**WHAT THIS TASK INVOLVES**.
Tally the lines below that contain the word "text", and give only that number.

**INPUT RECORDS**.
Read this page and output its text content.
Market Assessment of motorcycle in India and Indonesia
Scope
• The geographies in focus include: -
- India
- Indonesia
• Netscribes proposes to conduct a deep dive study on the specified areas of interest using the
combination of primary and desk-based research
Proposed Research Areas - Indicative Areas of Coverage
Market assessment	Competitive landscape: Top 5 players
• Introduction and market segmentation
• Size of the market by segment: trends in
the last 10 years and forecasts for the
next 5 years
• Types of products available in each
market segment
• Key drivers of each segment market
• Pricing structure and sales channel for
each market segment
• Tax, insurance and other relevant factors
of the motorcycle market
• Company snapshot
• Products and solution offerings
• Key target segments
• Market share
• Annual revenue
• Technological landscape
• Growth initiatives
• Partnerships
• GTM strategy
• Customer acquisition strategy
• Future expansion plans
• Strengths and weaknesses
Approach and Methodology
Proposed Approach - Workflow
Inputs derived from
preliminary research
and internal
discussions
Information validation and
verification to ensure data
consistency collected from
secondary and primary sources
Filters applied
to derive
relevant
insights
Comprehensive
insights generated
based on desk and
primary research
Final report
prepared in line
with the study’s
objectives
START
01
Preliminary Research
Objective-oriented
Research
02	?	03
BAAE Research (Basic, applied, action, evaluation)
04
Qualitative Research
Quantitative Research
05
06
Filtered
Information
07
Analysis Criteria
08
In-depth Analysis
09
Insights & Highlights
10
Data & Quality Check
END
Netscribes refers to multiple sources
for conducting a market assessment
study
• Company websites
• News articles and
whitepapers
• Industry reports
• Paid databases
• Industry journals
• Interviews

...

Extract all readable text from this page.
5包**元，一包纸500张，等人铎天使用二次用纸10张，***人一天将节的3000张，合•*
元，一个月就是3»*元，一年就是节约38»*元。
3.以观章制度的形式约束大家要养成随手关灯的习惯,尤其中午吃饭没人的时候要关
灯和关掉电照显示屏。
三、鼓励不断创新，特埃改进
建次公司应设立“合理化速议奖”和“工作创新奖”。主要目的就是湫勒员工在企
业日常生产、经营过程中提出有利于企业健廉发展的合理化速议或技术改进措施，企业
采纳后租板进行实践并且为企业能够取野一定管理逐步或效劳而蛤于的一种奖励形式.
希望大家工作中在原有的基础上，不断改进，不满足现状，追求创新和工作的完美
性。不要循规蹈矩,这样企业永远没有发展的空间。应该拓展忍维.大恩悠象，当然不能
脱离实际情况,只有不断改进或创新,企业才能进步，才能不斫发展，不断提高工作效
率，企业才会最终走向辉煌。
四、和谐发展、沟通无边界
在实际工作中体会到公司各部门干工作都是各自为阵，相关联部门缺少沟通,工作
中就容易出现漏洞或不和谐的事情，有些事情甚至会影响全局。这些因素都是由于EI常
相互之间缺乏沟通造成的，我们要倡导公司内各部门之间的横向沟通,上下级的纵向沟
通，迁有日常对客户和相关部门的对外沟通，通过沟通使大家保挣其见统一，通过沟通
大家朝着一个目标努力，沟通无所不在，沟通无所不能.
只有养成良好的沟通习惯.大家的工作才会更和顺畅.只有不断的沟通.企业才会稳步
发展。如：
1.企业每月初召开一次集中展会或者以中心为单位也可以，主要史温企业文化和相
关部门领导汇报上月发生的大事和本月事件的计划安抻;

**PROBLEM SOLUTION**.
2